REQUIREMENTS
Retype all of the entries word for word.
____________
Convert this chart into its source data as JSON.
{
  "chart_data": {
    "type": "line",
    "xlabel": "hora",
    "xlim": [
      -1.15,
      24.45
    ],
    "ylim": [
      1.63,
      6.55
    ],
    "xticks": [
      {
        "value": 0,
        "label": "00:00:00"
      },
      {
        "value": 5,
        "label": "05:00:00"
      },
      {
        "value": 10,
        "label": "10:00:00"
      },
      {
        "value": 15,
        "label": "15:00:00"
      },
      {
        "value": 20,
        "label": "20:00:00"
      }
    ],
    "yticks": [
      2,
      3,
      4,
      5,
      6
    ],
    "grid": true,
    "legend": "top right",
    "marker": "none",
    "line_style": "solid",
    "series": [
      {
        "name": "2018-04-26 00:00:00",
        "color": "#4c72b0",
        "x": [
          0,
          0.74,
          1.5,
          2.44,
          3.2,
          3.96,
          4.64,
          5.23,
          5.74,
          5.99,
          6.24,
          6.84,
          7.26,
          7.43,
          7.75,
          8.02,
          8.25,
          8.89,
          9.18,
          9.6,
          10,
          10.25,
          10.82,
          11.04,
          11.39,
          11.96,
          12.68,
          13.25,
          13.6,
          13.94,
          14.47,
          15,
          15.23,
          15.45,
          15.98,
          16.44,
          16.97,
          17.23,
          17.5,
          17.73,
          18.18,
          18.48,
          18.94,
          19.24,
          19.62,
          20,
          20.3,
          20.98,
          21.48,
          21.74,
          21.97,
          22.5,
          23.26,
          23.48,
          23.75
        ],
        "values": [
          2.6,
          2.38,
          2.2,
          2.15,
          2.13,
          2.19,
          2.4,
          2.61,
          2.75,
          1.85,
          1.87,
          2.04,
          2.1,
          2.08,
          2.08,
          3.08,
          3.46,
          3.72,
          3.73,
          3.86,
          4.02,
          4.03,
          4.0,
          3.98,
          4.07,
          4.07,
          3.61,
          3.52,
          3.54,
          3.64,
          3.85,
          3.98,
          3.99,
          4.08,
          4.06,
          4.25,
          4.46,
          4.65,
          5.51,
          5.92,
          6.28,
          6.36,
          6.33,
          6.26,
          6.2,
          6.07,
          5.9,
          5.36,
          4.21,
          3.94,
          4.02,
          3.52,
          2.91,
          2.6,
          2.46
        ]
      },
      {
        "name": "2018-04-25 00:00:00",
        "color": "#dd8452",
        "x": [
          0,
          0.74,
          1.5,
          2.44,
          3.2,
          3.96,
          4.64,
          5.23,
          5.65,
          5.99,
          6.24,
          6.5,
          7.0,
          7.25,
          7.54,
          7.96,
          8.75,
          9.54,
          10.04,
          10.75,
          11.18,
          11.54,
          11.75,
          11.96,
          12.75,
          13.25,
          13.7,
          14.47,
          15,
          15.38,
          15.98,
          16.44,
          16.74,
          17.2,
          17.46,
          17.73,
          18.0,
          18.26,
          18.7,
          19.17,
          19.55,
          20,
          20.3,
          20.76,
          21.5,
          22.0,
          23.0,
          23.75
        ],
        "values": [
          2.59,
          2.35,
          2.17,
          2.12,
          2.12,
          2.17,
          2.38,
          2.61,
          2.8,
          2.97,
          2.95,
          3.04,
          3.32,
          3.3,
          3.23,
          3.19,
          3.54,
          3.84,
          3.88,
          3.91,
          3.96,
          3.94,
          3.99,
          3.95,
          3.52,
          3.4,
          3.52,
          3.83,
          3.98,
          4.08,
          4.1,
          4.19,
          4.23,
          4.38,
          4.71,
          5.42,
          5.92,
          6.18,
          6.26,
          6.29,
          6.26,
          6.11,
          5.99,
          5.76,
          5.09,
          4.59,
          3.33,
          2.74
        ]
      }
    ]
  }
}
____________
TASK SOLUTION
Convert this chart into its source data as JSON.
{
  "chart_data": {
    "type": "line",
    "xlabel": "hora",
    "xlim": [
      -1.15,
      24.45
    ],
    "ylim": [
      1.63,
      6.55
    ],
    "xticks": [
      {
        "value": 0,
        "label": "00:00:00"
      },
      {
        "value": 5,
        "label": "05:00:00"
      },
      {
        "value": 10,
        "label": "10:00:00"
      },
      {
        "value": 15,
        "label": "15:00:00"
      },
      {
        "value": 20,
        "label": "20:00:00"
      }
    ],
    "yticks": [
      2,
      3,
      4,
      5,
      6
    ],
    "grid": true,
    "legend": "top right",
    "marker": "none",
    "line_style": "solid",
    "series": [
      {
        "name": "2018-04-26 00:00:00",
        "color": "#4c72b0",
        "x": [
          0,
          0.74,
          1.5,
          2.44,
          3.2,
          3.96,
          4.64,
          5.23,
          5.74,
          5.99,
          6.24,
          6.84,
          7.26,
          7.43,
          7.75,
          8.02,
          8.25,
          8.89,
          9.18,
          9.6,
          10,
          10.25,
          10.82,
          11.04,
          11.39,
          11.96,
          12.68,
          13.25,
          13.6,
          13.94,
          14.47,
          15,
          15.23,
          15.45,
          15.98,
          16.44,
          16.97,
          17.23,
          17.5,
          17.73,
          18.18,
          18.48,
          18.94,
          19.24,
          19.62,
          20,
          20.3,
          20.98,
          21.48,
          21.74,
          21.97,
          22.5,
          23.26,
          23.48,
          23.75
        ],
        "values": [
          2.6,
          2.38,
          2.2,
          2.15,
          2.13,
          2.19,
          2.4,
          2.61,
          2.75,
          1.85,
          1.87,
          2.04,
          2.1,
          2.08,
          2.08,
          3.08,
          3.46,
          3.72,
          3.73,
          3.86,
          4.02,
          4.03,
          4.0,
          3.98,
          4.07,
          4.07,
          3.61,
          3.52,
          3.54,
          3.64,
          3.85,
          3.98,
          3.99,
          4.08,
          4.06,
          4.25,
          4.46,
          4.65,
          5.51,
          5.92,
          6.28,
          6.36,
          6.33,
          6.26,
          6.2,
          6.07,
          5.9,
          5.36,
          4.21,
          3.94,
          4.02,
          3.52,
          2.91,
          2.6,
          2.46
        ]
      },
      {
        "name": "2018-04-25 00:00:00",
        "color": "#dd8452",
        "x": [
          0,
          0.74,
          1.5,
          2.44,
          3.2,
          3.96,
          4.64,
          5.23,
          5.65,
          5.99,
          6.24,
          6.5,
          7.0,
          7.25,
          7.54,
          7.96,
          8.75,
          9.54,
          10.04,
          10.75,
          11.18,
          11.54,
          11.75,
          11.96,
          12.75,
          13.25,
          13.7,
          14.47,
          15,
          15.38,
          15.98,
          16.44,
          16.74,
          17.2,
          17.46,
          17.73,
          18.0,
          18.26,
          18.7,
          19.17,
          19.55,
          20,
          20.3,
          20.76,
          21.5,
          22.0,
          23.0,
          23.75
        ],
        "values": [
          2.59,
          2.35,
          2.17,
          2.12,
          2.12,
          2.17,
          2.38,
          2.61,
          2.8,
          2.97,
          2.95,
          3.04,
          3.32,
          3.3,
          3.23,
          3.19,
          3.54,
          3.84,
          3.88,
          3.91,
          3.96,
          3.94,
          3.99,
          3.95,
          3.52,
          3.4,
          3.52,
          3.83,
          3.98,
          4.08,
          4.1,
          4.19,
          4.23,
          4.38,
          4.71,
          5.42,
          5.92,
          6.18,
          6.26,
          6.29,
          6.26,
          6.11,
          5.99,
          5.76,
          5.09,
          4.59,
          3.33,
          2.74
        ]
      }
    ]
  }
}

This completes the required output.